Previous year's winners include Vernon Rapley (2009), Charlie Hill (2010), and Paolo Giorgio Ferri (2011).

Kriminalhauptkommissar (translated to English as Chief Detective) Ernst Schöller works for the Landeskriminalamt Baden-Württemberg (the State Criminal Investigations Department of Baden-Württemberg).  He is also a scholar specializing in investigating forgery cases.


Last year Schöller helped in the case of the German forgery run by Wolfgang Beltracchi  (interviewed this month by Spiegel) that sold falsely attributed artworks with fake provenance internationally to buyers, including actor Steve Martin.  He worked to retrieve the fake copy of the painting, La Horde, falsely attributed to artist Max Ernst.  The forged "La Horde" was sold to a German collector in 2006 for around 3.5 million pounds.


Kriminalhauptkommissar Schöller described his other investigations:
Wolfgang LÄMMLE faked works by artists of the “south German school” and of the so-called “classic Modern Art” with over 500 paintings and prints. (1988-1990).

---

▶ [Aim 1]
Recast the rows as a Markdown table with the columns Row and Line, starting at the first row and ending at the row containing "label-line: F10 [67,484,110,510]", and skip any blank rows.
The rows below have no connection to the passage on art forgery investigations.

(A data block)
---

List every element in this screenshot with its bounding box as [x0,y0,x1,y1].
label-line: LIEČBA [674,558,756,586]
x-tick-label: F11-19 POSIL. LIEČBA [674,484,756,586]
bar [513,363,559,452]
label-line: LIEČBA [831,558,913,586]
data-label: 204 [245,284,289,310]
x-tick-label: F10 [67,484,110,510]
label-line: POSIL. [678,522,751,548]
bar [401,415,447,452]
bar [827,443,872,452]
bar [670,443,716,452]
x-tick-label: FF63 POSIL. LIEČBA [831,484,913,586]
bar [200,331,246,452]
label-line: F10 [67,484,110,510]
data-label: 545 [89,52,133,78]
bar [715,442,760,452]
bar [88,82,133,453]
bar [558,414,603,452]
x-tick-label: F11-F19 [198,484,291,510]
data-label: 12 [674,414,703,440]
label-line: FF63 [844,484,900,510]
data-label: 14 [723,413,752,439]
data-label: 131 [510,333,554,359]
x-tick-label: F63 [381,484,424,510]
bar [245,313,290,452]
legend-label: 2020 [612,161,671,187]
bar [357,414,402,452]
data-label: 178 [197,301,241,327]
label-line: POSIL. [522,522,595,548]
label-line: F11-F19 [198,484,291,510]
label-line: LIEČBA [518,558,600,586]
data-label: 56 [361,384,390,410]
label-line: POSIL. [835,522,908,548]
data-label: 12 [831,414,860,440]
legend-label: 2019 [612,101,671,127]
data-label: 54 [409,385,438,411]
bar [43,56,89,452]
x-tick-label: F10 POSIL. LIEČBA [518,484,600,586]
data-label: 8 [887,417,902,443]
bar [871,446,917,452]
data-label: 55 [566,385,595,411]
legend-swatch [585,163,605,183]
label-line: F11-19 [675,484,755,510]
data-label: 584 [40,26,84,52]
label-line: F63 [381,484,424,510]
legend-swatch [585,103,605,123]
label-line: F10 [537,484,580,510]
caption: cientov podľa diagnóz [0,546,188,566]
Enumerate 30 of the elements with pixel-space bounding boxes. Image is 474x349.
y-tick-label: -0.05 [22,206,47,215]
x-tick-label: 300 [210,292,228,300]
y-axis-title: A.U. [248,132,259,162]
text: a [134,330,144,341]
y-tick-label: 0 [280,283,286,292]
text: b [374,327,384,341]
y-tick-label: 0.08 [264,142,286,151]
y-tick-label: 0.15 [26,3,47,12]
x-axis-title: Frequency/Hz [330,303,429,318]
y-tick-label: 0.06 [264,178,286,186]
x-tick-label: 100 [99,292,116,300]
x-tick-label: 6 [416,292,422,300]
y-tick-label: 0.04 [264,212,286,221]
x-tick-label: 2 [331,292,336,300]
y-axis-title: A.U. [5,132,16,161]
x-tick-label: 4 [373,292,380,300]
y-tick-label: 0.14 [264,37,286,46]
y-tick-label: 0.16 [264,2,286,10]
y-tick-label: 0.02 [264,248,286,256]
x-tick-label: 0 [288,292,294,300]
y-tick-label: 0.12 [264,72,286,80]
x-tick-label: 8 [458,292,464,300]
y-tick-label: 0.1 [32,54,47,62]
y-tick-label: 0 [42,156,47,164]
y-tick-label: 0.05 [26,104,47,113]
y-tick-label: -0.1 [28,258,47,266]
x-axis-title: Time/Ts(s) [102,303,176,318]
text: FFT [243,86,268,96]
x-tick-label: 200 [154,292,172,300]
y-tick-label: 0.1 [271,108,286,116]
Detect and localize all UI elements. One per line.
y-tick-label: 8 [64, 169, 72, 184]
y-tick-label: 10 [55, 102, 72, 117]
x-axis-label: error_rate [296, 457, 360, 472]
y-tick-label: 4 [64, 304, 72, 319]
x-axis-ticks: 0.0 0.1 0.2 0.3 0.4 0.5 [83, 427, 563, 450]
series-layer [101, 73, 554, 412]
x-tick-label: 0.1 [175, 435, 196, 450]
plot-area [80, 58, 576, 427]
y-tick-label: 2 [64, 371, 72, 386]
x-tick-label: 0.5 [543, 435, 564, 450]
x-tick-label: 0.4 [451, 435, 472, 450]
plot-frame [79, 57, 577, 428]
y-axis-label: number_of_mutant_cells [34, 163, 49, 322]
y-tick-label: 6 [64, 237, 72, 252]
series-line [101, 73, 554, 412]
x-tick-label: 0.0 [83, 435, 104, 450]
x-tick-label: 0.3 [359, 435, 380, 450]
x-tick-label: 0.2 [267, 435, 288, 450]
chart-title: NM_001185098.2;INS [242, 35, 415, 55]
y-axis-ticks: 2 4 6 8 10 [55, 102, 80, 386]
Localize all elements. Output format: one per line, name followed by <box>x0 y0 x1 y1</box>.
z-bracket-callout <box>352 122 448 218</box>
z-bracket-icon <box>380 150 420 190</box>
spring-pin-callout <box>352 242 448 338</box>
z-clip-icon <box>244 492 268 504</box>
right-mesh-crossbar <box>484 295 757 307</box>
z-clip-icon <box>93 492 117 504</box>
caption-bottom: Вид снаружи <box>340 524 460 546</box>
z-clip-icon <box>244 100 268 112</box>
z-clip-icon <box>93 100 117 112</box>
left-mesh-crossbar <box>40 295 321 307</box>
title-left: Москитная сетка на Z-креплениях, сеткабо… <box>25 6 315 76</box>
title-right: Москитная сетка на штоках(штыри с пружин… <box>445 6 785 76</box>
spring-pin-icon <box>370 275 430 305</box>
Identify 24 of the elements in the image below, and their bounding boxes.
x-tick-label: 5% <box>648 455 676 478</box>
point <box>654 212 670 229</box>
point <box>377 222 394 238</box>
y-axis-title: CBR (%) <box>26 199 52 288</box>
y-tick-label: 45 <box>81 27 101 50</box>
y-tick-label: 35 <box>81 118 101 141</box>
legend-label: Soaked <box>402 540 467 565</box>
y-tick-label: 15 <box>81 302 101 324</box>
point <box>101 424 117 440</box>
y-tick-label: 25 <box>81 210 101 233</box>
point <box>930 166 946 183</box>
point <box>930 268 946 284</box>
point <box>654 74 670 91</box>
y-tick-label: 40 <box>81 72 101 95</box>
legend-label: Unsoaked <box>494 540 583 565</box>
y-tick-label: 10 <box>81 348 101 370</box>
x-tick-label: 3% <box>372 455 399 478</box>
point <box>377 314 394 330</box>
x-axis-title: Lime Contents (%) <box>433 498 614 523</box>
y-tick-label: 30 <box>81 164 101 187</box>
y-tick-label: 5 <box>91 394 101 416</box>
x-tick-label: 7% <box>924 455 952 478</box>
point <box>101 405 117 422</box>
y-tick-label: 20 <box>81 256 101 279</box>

---

▶ [Aim 2]
Continue the passage on art forgery investigations from the point where it stops.

▶ [Exercise answer 1]
| Row | Line |
|---|---|
| 1 | List every element in this screenshot with its bounding box as [x0,y0,x1,y1]. |
| 2 | label-line: LIEČBA [674,558,756,586] |
| 3 | x-tick-label: F11-19 POSIL. LIEČBA [674,484,756,586] |
| 4 | bar [513,363,559,452] |
| 5 | label-line: LIEČBA [831,558,913,586] |
| 6 | data-label: 204 [245,284,289,310] |
| 7 | x-tick-label: F10 [67,484,110,510] |
| 8 | label-line: POSIL. [678,522,751,548] |
| 9 | bar [401,415,447,452] |
| 10 | bar [827,443,872,452] |
| 11 | bar [670,443,716,452] |
| 12 | x-tick-label: FF63 POSIL. LIEČBA [831,484,913,586] |
| 13 | bar [200,331,246,452] |
| 14 | label-line: F10 [67,484,110,510] |

▶ [Exercise answer 2]
KonradKUJAU, the well- known as forger of the “Diaries of Adolf Hitler" in the 1980s as well as forger of paintings and drawings till his death in 2000.
Geert Jan JANSEN, alias Jan van den Bergen was searched by the Netherland authorities for 10 years. He lives as "Jan van den Bergen" in France (Orleans, Poitiers) with his girl friend. (1994-95) 
Leon AMIEL - publisher in New York, a great success of the “New York postal inspection service“ in 1992-93. On one day there were sequestered more than 83.000 faked prints (etchings, lithographs, wood cuts….) from Dali, Miro, Chagall and Picasso. 
Alexej JAWLENSKY - Exhibition at the “Folkwang Museum“ in Essen in the year 2000, 108 of 150 exhibited works were faked, totally there were nearly 600 fakes, drawings and watercolors, each described in the cataloque raisonnee (Volume 5, Beck, Munich). They were retired  2005. 
Alberto GIACOMETTI - Investigations of the LKA Stuttgart,  with the seizure of more than 1200 sculptures (bronzes and plasters) of A. Giacometti in a worth of 250-300 millions of Euros. The actors were convicted in 2011 and in 2012 received up to 9 years from District Court of Stuttgart.
Schöller wrote in an acceptance email that he is looking forward to attending ARCA's International Crime Conference in Amelia this June. 

April 2, 2012

Spain reports recovery of two first-century Roman bronzes looted from archaeological site


The Roman bronzes recovered in Spain were about 5 feet tall.
(Photo via The Archaeology News Network)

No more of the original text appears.